**Exercise:**
Your task is to copy every line of the records below that contains "this".

Dataset items:
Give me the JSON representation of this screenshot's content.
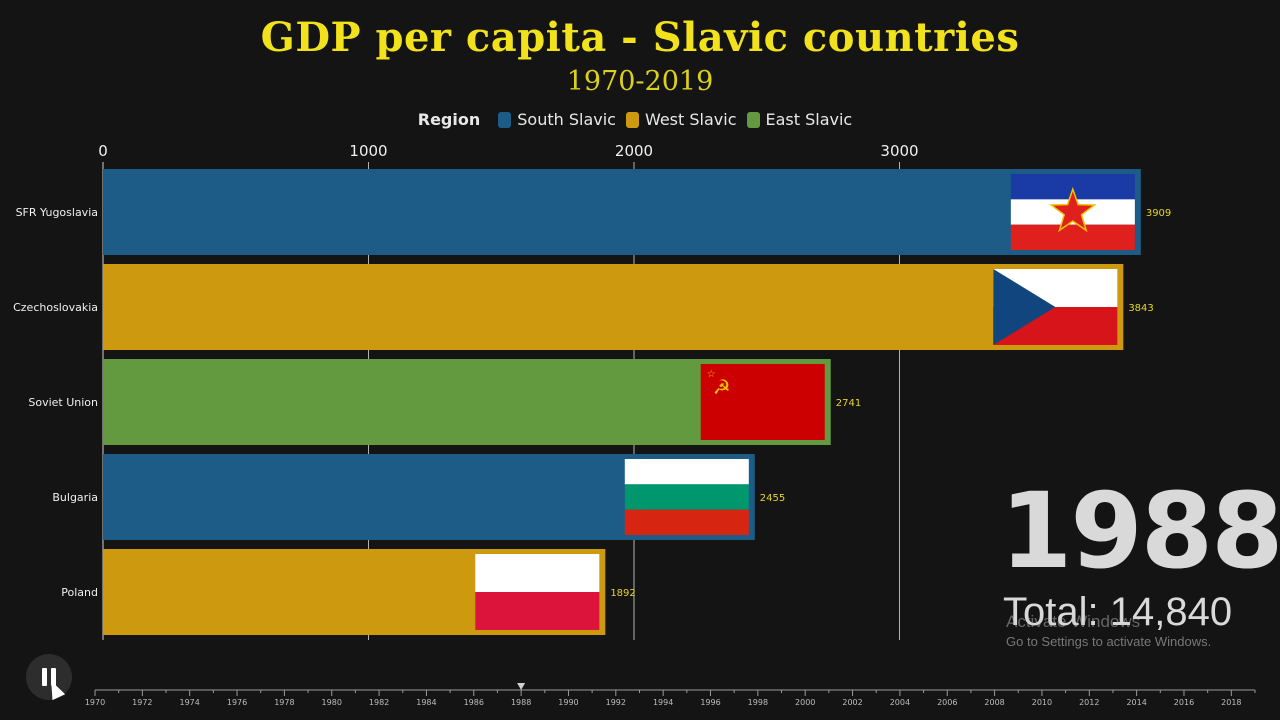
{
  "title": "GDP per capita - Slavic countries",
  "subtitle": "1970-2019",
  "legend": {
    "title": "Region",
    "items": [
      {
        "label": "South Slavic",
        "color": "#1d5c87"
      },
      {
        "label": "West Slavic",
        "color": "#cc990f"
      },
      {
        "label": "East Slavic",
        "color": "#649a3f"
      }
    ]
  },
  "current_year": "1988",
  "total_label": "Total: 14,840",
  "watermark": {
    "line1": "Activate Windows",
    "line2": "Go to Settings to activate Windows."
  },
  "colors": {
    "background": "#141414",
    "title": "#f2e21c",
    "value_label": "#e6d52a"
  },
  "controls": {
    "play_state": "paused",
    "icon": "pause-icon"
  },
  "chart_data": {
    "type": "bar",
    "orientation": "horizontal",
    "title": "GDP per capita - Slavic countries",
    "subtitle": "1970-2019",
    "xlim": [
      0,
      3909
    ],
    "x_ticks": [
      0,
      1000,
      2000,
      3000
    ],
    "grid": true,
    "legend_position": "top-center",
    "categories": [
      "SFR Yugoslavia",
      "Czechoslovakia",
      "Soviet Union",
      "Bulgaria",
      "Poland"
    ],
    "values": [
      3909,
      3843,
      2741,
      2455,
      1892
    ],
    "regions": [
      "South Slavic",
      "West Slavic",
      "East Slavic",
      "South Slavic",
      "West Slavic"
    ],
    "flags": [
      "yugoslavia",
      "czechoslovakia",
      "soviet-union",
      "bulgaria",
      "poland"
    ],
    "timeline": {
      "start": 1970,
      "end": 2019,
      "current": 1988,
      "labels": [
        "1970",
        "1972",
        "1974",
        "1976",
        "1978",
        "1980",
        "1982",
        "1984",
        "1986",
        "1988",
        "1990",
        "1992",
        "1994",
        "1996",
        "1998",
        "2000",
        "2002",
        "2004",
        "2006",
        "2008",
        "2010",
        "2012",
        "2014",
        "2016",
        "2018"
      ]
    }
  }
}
...
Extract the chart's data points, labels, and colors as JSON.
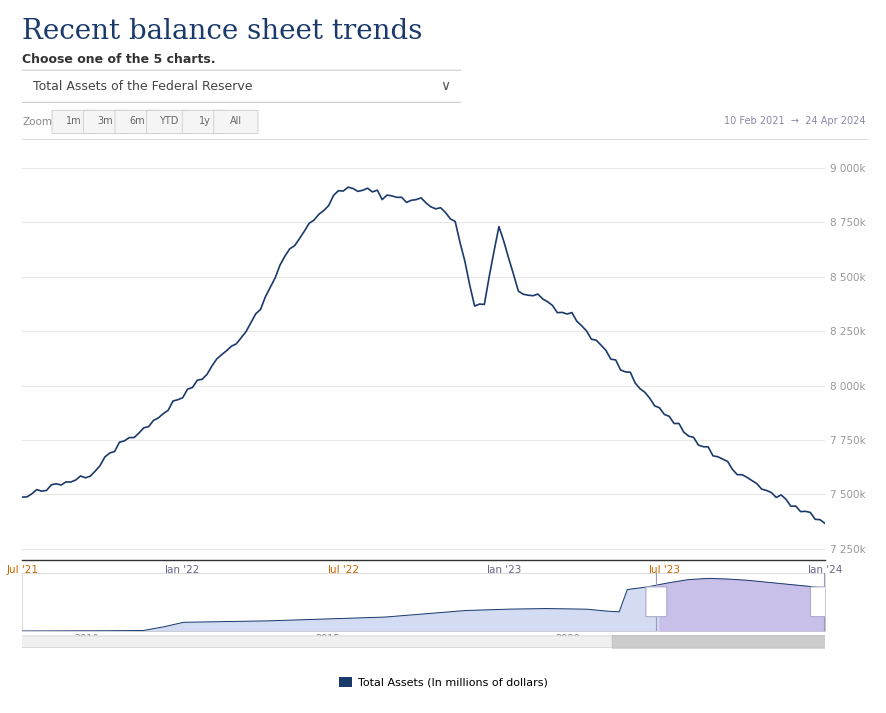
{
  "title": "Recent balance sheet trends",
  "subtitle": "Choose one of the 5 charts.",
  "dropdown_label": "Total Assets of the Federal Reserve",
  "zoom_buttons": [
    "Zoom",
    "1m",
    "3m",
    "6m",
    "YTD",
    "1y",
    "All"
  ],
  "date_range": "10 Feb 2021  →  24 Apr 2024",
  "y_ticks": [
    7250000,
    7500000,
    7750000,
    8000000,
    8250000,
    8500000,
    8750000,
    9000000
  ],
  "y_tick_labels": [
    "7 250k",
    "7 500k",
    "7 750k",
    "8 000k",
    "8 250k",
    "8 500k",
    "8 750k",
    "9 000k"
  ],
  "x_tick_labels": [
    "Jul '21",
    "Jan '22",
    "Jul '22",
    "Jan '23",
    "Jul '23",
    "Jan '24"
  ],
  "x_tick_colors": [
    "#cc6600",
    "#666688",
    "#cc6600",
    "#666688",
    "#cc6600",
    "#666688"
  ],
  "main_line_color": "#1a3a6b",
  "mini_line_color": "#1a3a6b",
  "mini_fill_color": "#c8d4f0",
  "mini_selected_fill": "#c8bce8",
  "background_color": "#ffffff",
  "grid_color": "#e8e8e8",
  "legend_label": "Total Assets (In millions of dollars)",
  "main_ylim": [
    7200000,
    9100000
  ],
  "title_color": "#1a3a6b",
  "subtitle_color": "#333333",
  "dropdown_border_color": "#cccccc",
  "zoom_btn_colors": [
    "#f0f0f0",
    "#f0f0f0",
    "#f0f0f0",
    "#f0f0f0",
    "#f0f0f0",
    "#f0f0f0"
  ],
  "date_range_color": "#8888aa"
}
...
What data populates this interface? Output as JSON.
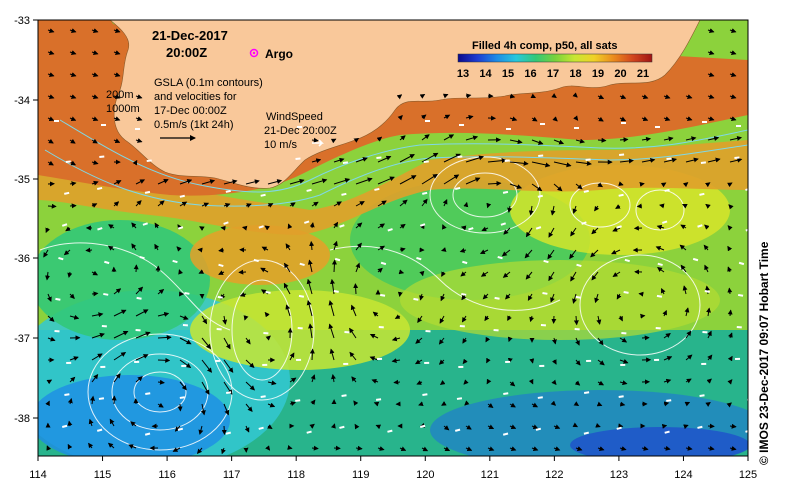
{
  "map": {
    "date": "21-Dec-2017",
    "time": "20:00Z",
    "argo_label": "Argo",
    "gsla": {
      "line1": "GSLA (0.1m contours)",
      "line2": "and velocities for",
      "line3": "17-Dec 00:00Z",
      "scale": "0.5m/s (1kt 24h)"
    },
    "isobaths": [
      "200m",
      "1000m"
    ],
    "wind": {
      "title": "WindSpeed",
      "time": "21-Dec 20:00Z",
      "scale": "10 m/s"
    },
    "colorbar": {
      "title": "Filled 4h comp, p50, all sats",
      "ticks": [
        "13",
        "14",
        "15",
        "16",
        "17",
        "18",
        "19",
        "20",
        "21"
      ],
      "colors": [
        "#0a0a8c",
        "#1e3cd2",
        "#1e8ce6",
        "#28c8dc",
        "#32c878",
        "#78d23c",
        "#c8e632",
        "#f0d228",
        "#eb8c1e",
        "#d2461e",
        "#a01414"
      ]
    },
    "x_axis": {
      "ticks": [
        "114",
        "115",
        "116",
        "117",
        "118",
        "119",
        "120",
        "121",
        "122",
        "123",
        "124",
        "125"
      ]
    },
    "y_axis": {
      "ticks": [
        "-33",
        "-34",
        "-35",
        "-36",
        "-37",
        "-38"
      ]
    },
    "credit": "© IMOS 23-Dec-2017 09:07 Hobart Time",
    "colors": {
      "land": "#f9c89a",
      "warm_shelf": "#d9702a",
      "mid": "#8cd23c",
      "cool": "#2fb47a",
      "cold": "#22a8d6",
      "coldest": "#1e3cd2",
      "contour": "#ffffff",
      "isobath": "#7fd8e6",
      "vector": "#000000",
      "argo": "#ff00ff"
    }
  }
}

**Problem solution:**
Give me the JSON representation of this screenshot's content.
What data populates this interface? Output as JSON.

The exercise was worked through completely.